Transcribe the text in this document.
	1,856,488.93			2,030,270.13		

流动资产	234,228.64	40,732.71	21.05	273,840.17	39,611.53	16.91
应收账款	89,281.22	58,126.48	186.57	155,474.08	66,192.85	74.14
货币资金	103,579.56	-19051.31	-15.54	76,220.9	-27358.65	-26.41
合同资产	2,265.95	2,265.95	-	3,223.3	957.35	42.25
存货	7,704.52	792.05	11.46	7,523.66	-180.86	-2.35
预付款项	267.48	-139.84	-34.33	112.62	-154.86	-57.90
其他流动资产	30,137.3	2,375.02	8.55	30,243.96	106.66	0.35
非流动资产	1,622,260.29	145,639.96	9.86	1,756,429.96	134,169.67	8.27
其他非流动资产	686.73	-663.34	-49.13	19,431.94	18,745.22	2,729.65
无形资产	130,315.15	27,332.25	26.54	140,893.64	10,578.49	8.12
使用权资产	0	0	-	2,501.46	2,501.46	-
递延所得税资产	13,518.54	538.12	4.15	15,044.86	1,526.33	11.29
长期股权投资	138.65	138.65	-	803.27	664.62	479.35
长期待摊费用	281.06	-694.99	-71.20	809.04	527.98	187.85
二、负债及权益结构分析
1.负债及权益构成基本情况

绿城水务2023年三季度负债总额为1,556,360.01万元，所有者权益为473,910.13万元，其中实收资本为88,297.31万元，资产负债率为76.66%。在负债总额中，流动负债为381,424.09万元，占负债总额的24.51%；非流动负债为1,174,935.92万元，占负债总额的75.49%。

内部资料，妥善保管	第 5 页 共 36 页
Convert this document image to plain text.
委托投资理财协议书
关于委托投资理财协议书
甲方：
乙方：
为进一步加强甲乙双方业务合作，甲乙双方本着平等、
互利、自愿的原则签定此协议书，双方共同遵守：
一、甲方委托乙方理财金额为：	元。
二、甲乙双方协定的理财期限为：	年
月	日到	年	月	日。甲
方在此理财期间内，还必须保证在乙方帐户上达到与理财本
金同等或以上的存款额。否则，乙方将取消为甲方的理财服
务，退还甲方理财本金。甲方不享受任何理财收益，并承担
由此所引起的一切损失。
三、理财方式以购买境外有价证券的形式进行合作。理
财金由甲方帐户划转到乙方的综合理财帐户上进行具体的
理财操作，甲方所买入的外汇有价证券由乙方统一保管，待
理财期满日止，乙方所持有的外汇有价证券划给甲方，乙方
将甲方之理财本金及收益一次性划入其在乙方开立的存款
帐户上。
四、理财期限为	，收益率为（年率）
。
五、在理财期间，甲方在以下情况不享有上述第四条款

☆ ☆ ☆ ☆ ☆ ☆ ☆

WRITTEN EXERCISE: Which lines in the records above contain the string "document"? Copy each one.

IN RESPONSE:
Transcribe the text in this document.
Convert this document image to plain text.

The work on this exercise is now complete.